## WRITTEN INSTRUCTION
Extract the full set of records that follows, word for word.

# Start of EXTRACTED DATA

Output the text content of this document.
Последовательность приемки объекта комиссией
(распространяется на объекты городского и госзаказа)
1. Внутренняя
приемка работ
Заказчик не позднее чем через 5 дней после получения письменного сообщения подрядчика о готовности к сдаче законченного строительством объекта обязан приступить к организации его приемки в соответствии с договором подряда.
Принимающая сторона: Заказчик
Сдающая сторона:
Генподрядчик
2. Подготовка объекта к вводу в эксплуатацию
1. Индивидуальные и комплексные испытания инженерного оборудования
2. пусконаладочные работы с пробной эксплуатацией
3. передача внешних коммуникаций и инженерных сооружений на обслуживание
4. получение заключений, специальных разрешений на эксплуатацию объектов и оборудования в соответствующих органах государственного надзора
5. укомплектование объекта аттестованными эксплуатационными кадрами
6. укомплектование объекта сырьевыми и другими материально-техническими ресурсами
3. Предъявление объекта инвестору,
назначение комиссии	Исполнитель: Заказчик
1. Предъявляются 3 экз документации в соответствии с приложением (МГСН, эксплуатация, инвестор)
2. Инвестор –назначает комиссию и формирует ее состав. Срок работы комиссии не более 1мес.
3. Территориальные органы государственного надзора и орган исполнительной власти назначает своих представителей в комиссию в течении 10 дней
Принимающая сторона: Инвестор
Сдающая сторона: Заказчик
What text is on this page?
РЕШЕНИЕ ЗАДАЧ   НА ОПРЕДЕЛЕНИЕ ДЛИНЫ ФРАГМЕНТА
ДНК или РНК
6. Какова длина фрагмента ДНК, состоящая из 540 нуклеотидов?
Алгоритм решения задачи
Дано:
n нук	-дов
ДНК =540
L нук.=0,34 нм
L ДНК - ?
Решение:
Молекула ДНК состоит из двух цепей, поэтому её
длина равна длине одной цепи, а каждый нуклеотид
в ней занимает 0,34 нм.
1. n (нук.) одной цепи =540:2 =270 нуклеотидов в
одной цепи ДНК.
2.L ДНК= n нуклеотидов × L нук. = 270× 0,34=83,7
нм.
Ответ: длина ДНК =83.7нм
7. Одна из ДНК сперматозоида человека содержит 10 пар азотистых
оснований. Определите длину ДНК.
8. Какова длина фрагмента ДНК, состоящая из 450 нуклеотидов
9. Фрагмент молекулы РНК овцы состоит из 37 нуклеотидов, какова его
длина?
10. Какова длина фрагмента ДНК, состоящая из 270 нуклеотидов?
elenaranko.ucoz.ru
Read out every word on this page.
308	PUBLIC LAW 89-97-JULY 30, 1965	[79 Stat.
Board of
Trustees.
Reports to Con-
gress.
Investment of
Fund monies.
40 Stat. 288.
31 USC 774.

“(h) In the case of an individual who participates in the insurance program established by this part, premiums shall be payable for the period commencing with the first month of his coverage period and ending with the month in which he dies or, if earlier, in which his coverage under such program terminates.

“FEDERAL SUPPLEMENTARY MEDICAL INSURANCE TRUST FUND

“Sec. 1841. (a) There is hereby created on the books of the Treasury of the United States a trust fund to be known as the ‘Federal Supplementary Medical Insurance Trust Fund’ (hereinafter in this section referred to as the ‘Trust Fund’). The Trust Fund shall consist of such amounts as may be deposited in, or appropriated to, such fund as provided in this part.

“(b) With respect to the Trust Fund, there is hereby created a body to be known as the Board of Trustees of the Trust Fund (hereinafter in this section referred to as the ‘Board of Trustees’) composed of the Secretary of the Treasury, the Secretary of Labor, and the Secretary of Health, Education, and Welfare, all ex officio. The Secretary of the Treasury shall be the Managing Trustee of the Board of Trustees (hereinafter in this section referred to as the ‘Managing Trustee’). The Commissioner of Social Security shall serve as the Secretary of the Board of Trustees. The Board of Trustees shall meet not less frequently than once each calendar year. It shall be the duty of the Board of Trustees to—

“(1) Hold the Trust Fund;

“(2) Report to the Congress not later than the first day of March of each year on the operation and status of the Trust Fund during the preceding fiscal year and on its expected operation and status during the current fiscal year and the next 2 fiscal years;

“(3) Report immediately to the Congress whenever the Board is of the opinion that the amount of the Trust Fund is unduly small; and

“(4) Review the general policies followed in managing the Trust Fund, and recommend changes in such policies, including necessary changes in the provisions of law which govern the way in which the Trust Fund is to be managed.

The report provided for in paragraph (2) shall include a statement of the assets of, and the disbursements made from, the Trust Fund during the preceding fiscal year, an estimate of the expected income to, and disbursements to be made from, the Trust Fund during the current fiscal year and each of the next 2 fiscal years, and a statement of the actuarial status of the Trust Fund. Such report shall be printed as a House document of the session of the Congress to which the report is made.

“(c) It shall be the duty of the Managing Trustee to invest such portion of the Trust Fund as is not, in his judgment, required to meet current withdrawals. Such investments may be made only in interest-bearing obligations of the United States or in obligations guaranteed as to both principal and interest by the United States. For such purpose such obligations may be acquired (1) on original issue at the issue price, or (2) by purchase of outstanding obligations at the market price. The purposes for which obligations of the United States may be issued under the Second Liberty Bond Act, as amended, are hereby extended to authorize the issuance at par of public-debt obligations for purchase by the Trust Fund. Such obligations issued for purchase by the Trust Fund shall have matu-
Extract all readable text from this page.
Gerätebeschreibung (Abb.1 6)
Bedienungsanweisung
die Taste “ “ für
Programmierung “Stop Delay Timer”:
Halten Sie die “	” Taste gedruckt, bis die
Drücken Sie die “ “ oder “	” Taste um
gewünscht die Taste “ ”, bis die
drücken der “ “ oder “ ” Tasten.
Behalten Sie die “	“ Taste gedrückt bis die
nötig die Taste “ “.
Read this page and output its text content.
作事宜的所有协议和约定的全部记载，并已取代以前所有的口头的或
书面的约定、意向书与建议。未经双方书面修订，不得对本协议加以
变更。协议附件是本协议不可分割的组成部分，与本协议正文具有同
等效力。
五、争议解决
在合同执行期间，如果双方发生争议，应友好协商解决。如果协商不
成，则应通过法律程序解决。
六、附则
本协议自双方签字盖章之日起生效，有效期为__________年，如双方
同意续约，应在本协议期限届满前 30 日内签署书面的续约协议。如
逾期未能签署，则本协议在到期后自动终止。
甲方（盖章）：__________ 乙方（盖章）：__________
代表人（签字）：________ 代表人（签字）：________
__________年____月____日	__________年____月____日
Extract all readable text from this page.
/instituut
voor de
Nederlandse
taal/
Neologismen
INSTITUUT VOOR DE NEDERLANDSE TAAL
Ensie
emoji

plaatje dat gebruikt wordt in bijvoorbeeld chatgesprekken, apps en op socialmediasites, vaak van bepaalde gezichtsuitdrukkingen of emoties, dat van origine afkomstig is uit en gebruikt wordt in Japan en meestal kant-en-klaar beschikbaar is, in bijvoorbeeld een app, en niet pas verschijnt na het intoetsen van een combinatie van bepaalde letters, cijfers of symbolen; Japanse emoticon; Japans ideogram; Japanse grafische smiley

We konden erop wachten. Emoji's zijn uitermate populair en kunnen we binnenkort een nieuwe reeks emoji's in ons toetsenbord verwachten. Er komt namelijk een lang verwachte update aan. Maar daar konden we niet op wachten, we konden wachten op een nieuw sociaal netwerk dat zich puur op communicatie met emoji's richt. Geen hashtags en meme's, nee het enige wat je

# End of EXTRACTED DATA

## OUTPUT BELOW
Output the text content of this document.
Последовательность приемки объекта комиссией
(распространяется на объекты городского и госзаказа)
1. Внутренняя
приемка работ
Заказчик не позднее чем через 5 дней после получения письменного сообщения подрядчика о готовности к сдаче законченного строительством объекта обязан приступить к организации его приемки в соответствии с договором подряда.
Принимающая сторона: Заказчик
Сдающая сторона:
Генподрядчик
2. Подготовка объекта к вводу в эксплуатацию
1. Индивидуальные и комплексные испытания инженерного оборудования
2. пусконаладочные работы с пробной эксплуатацией
3. передача внешних коммуникаций и инженерных сооружений на обслуживание
4. получение заключений, специальных разрешений на эксплуатацию объектов и оборудования в соответствующих органах государственного надзора
5. укомплектование объекта аттестованными эксплуатационными кадрами
6. укомплектование объекта сырьевыми и другими материально-техническими ресурсами
3. Предъявление объекта инвестору,
назначение комиссии	Исполнитель: Заказчик
1. Предъявляются 3 экз документации в соответствии с приложением (МГСН, эксплуатация, инвестор)
2. Инвестор –назначает комиссию и формирует ее состав. Срок работы комиссии не более 1мес.
3. Территориальные органы государственного надзора и орган исполнительной власти назначает своих представителей в комиссию в течении 10 дней
Принимающая сторона: Инвестор
Сдающая сторона: Заказчик
What text is on this page?
РЕШЕНИЕ ЗАДАЧ   НА ОПРЕДЕЛЕНИЕ ДЛИНЫ ФРАГМЕНТА
ДНК или РНК
6. Какова длина фрагмента ДНК, состоящая из 540 нуклеотидов?
Алгоритм решения задачи
Дано:
n нук	-дов
ДНК =540
L нук.=0,34 нм
L ДНК - ?
Решение:
Молекула ДНК состоит из двух цепей, поэтому её
длина равна длине одной цепи, а каждый нуклеотид
в ней занимает 0,34 нм.
1. n (нук.) одной цепи =540:2 =270 нуклеотидов в
одной цепи ДНК.
2.L ДНК= n нуклеотидов × L нук. = 270× 0,34=83,7
нм.
Ответ: длина ДНК =83.7нм
7. Одна из ДНК сперматозоида человека содержит 10 пар азотистых
оснований. Определите длину ДНК.
8. Какова длина фрагмента ДНК, состоящая из 450 нуклеотидов
9. Фрагмент молекулы РНК овцы состоит из 37 нуклеотидов, какова его
длина?
10. Какова длина фрагмента ДНК, состоящая из 270 нуклеотидов?
elenaranko.ucoz.ru
Read out every word on this page.
308	PUBLIC LAW 89-97-JULY 30, 1965	[79 Stat.
Board of
Trustees.
Reports to Con-
gress.
Investment of
Fund monies.
40 Stat. 288.
31 USC 774.

“(h) In the case of an individual who participates in the insurance program established by this part, premiums shall be payable for the period commencing with the first month of his coverage period and ending with the month in which he dies or, if earlier, in which his coverage under such program terminates.

“FEDERAL SUPPLEMENTARY MEDICAL INSURANCE TRUST FUND

“Sec. 1841. (a) There is hereby created on the books of the Treasury of the United States a trust fund to be known as the ‘Federal Supplementary Medical Insurance Trust Fund’ (hereinafter in this section referred to as the ‘Trust Fund’). The Trust Fund shall consist of such amounts as may be deposited in, or appropriated to, such fund as provided in this part.

“(b) With respect to the Trust Fund, there is hereby created a body to be known as the Board of Trustees of the Trust Fund (hereinafter in this section referred to as the ‘Board of Trustees’) composed of the Secretary of the Treasury, the Secretary of Labor, and the Secretary of Health, Education, and Welfare, all ex officio. The Secretary of the Treasury shall be the Managing Trustee of the Board of Trustees (hereinafter in this section referred to as the ‘Managing Trustee’). The Commissioner of Social Security shall serve as the Secretary of the Board of Trustees. The Board of Trustees shall meet not less frequently than once each calendar year. It shall be the duty of the Board of Trustees to—

“(1) Hold the Trust Fund;

“(2) Report to the Congress not later than the first day of March of each year on the operation and status of the Trust Fund during the preceding fiscal year and on its expected operation and status during the current fiscal year and the next 2 fiscal years;

“(3) Report immediately to the Congress whenever the Board is of the opinion that the amount of the Trust Fund is unduly small; and

“(4) Review the general policies followed in managing the Trust Fund, and recommend changes in such policies, including necessary changes in the provisions of law which govern the way in which the Trust Fund is to be managed.

The report provided for in paragraph (2) shall include a statement of the assets of, and the disbursements made from, the Trust Fund during the preceding fiscal year, an estimate of the expected income to, and disbursements to be made from, the Trust Fund during the current fiscal year and each of the next 2 fiscal years, and a statement of the actuarial status of the Trust Fund. Such report shall be printed as a House document of the session of the Congress to which the report is made.

“(c) It shall be the duty of the Managing Trustee to invest such portion of the Trust Fund as is not, in his judgment, required to meet current withdrawals. Such investments may be made only in interest-bearing obligations of the United States or in obligations guaranteed as to both principal and interest by the United States. For such purpose such obligations may be acquired (1) on original issue at the issue price, or (2) by purchase of outstanding obligations at the market price. The purposes for which obligations of the United States may be issued under the Second Liberty Bond Act, as amended, are hereby extended to authorize the issuance at par of public-debt obligations for purchase by the Trust Fund. Such obligations issued for purchase by the Trust Fund shall have matu-
Extract all readable text from this page.
Gerätebeschreibung (Abb.1 6)
Bedienungsanweisung
die Taste “ “ für
Programmierung “Stop Delay Timer”:
Halten Sie die “	” Taste gedruckt, bis die
Drücken Sie die “ “ oder “	” Taste um
gewünscht die Taste “ ”, bis die
drücken der “ “ oder “ ” Tasten.
Behalten Sie die “	“ Taste gedrückt bis die
nötig die Taste “ “.
Read this page and output its text content.
作事宜的所有协议和约定的全部记载，并已取代以前所有的口头的或
书面的约定、意向书与建议。未经双方书面修订，不得对本协议加以
变更。协议附件是本协议不可分割的组成部分，与本协议正文具有同
等效力。
五、争议解决
在合同执行期间，如果双方发生争议，应友好协商解决。如果协商不
成，则应通过法律程序解决。
六、附则
本协议自双方签字盖章之日起生效，有效期为__________年，如双方
同意续约，应在本协议期限届满前 30 日内签署书面的续约协议。如
逾期未能签署，则本协议在到期后自动终止。
甲方（盖章）：__________ 乙方（盖章）：__________
代表人（签字）：________ 代表人（签字）：________
__________年____月____日	__________年____月____日
Extract all readable text from this page.
/instituut
voor de
Nederlandse
taal/
Neologismen
INSTITUUT VOOR DE NEDERLANDSE TAAL
Ensie
emoji

plaatje dat gebruikt wordt in bijvoorbeeld chatgesprekken, apps en op socialmediasites, vaak van bepaalde gezichtsuitdrukkingen of emoties, dat van origine afkomstig is uit en gebruikt wordt in Japan en meestal kant-en-klaar beschikbaar is, in bijvoorbeeld een app, en niet pas verschijnt na het intoetsen van een combinatie van bepaalde letters, cijfers of symbolen; Japanse emoticon; Japans ideogram; Japanse grafische smiley

We konden erop wachten. Emoji's zijn uitermate populair en kunnen we binnenkort een nieuwe reeks emoji's in ons toetsenbord verwachten. Er komt namelijk een lang verwachte update aan. Maar daar konden we niet op wachten, we konden wachten op een nieuw sociaal netwerk dat zich puur op communicatie met emoji's richt. Geen hashtags en meme's, nee het enige wat je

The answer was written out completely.